→ **What is asked**
Establish how many lines in the material include the string "screenshot" and report it as a lone number.

[Figure content listings]
•••••

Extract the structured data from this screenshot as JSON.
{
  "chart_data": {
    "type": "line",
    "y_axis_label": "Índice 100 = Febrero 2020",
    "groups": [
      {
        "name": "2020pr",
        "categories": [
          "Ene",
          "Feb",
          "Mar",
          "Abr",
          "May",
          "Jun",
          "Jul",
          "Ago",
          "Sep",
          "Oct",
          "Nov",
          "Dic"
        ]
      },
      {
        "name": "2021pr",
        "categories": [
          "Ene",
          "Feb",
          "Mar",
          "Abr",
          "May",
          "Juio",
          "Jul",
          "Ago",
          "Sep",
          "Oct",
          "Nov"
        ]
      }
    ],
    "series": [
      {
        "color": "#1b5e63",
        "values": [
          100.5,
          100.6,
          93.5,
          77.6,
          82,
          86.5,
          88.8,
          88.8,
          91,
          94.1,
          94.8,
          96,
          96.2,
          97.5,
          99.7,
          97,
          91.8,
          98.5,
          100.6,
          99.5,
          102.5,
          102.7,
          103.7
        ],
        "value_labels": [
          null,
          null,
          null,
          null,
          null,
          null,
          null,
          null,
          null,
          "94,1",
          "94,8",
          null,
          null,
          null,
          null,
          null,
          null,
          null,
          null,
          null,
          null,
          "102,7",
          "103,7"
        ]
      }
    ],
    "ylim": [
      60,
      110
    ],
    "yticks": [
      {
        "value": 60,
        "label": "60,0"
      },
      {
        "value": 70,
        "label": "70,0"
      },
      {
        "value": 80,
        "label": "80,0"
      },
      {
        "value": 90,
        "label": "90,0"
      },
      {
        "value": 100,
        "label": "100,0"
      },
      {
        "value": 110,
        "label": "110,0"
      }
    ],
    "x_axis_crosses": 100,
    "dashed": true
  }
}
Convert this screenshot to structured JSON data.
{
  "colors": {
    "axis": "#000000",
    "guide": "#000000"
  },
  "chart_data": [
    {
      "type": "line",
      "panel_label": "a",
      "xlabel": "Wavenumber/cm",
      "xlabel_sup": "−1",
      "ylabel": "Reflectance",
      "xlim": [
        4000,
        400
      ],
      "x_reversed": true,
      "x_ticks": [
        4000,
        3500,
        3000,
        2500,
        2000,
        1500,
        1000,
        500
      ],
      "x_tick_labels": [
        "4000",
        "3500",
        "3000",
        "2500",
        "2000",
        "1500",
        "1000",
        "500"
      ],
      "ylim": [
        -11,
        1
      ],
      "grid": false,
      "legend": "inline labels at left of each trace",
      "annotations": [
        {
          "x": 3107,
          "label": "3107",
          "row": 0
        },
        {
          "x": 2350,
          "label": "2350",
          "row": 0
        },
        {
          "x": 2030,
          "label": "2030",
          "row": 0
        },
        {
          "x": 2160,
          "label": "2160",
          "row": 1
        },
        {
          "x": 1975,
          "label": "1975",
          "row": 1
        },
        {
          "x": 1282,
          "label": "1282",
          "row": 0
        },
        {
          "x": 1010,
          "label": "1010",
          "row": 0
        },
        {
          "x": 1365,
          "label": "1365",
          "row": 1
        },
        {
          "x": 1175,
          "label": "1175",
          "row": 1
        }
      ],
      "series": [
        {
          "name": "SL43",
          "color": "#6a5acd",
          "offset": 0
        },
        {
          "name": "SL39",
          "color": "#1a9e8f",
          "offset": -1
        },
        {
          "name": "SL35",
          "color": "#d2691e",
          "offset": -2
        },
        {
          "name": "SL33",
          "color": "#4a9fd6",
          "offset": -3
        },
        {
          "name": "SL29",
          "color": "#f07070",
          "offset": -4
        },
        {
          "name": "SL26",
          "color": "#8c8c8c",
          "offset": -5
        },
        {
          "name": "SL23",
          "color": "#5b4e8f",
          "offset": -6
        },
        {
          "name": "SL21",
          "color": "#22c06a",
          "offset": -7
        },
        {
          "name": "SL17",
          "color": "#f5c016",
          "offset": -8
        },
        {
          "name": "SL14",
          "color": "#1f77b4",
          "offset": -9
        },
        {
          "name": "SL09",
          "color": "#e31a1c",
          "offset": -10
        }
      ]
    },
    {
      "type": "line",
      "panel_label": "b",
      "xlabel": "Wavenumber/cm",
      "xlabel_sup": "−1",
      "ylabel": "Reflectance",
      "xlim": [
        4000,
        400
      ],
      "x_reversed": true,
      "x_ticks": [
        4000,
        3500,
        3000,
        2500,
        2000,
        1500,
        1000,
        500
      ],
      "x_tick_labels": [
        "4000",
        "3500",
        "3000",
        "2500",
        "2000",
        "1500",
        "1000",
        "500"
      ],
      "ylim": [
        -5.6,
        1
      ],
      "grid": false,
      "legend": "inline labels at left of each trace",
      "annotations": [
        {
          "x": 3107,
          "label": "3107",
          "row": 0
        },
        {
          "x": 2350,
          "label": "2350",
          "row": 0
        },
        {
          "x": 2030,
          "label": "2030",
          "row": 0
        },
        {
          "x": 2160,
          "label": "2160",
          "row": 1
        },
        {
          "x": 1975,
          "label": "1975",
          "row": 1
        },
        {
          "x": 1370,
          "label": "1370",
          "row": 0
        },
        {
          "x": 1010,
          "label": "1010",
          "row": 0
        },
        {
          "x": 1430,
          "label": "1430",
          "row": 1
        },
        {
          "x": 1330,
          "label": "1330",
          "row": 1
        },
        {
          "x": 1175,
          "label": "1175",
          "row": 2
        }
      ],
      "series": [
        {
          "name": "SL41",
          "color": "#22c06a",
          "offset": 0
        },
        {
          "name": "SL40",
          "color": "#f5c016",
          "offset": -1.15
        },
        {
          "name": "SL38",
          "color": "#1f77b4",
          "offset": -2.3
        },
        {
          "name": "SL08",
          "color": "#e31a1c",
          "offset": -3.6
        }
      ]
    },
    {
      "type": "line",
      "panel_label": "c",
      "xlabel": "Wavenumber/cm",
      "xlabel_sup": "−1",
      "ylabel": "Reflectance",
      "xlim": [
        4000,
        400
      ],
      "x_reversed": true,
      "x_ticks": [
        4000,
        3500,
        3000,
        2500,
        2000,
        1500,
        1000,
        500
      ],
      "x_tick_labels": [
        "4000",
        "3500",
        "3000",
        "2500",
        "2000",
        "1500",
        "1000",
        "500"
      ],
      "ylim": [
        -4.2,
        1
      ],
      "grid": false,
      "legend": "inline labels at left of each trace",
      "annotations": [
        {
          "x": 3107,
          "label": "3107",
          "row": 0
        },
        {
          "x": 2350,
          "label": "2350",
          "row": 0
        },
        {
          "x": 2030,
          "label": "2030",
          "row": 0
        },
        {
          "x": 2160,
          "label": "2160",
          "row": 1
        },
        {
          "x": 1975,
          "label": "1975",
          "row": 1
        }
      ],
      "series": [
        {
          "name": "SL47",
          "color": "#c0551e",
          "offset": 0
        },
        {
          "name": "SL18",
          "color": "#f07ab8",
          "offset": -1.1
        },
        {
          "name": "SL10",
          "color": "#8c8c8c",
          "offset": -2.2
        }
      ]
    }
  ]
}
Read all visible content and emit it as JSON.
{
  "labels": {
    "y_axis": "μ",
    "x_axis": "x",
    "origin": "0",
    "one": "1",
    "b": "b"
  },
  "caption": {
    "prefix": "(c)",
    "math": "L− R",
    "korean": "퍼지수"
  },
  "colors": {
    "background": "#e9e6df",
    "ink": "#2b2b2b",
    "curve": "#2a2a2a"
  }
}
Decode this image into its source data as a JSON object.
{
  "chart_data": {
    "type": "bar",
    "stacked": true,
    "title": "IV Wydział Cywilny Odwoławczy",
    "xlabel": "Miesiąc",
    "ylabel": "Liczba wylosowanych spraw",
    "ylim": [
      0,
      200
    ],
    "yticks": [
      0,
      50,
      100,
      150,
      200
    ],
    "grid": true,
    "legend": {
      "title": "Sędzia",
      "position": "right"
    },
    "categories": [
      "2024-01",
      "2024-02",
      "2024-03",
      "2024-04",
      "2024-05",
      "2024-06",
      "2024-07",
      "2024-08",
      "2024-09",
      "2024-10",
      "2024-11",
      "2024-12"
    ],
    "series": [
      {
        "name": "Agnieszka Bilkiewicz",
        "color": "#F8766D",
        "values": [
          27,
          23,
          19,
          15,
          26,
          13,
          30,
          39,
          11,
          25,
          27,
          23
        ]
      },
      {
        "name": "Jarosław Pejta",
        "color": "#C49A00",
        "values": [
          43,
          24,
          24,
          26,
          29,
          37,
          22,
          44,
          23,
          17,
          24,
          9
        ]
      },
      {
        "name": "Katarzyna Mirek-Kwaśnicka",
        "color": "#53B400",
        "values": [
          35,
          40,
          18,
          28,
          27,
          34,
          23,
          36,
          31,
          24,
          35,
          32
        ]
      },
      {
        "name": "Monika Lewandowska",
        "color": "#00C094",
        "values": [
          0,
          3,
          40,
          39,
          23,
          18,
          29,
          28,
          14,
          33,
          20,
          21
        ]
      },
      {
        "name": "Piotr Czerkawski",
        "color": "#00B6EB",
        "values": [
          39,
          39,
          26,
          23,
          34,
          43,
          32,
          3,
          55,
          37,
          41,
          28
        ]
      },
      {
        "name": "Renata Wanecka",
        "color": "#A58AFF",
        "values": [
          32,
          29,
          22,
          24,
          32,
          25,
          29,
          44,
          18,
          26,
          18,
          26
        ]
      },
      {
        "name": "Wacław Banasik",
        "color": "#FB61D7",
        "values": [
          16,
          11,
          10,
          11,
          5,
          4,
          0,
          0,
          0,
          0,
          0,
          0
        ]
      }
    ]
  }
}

•••••

→ **The solution**
2